[What the task asks]
Report only the number of lines in this material that include "心理健康教育".

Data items

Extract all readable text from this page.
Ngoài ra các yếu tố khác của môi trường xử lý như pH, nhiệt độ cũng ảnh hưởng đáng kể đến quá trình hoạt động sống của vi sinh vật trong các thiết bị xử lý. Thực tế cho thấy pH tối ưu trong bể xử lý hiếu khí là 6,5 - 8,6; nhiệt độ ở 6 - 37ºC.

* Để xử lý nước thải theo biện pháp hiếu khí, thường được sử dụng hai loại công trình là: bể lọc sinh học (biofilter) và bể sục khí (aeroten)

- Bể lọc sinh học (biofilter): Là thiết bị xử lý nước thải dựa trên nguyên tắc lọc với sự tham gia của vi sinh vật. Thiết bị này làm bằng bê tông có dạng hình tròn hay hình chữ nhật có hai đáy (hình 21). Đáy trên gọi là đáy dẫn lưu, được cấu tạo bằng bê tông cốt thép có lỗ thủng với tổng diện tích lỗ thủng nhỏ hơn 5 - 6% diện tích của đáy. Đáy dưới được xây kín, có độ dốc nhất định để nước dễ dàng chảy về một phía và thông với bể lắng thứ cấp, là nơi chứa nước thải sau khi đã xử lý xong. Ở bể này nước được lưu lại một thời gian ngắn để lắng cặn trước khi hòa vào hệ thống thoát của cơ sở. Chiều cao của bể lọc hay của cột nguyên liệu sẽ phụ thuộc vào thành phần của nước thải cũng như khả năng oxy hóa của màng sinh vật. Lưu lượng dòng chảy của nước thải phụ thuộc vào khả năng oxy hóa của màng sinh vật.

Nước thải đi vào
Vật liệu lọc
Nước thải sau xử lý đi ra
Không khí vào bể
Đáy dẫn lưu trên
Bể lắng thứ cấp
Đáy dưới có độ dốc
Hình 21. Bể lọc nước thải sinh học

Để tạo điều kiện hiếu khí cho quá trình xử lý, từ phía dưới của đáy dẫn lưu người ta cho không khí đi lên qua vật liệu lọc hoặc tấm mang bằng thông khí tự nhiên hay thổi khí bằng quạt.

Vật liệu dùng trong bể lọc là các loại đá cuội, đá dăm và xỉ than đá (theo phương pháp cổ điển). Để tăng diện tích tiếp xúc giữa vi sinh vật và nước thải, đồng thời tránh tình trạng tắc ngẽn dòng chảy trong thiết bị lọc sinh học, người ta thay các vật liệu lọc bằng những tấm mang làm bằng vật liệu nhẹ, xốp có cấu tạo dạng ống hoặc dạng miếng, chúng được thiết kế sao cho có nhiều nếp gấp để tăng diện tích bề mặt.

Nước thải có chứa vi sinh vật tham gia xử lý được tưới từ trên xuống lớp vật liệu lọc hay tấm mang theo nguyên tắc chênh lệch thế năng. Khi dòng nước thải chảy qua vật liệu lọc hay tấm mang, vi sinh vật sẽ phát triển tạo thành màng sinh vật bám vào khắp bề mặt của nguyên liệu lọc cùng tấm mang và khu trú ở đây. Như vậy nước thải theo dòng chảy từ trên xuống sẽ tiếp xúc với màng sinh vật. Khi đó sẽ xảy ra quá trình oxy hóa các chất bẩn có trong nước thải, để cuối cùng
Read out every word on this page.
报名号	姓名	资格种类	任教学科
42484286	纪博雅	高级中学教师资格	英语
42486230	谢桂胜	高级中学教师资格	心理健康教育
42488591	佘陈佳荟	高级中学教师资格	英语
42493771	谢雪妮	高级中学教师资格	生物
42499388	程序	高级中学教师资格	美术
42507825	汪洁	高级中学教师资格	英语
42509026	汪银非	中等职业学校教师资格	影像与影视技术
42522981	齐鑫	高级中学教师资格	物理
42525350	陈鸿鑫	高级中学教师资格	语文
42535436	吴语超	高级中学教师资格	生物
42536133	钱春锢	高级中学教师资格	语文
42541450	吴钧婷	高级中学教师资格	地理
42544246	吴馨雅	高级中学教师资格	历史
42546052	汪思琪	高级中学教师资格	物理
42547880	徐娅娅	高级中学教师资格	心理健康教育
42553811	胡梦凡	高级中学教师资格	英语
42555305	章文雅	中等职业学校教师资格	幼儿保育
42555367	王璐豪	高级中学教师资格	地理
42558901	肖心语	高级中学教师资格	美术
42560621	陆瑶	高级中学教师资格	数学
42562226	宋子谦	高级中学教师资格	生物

[Expected output]
2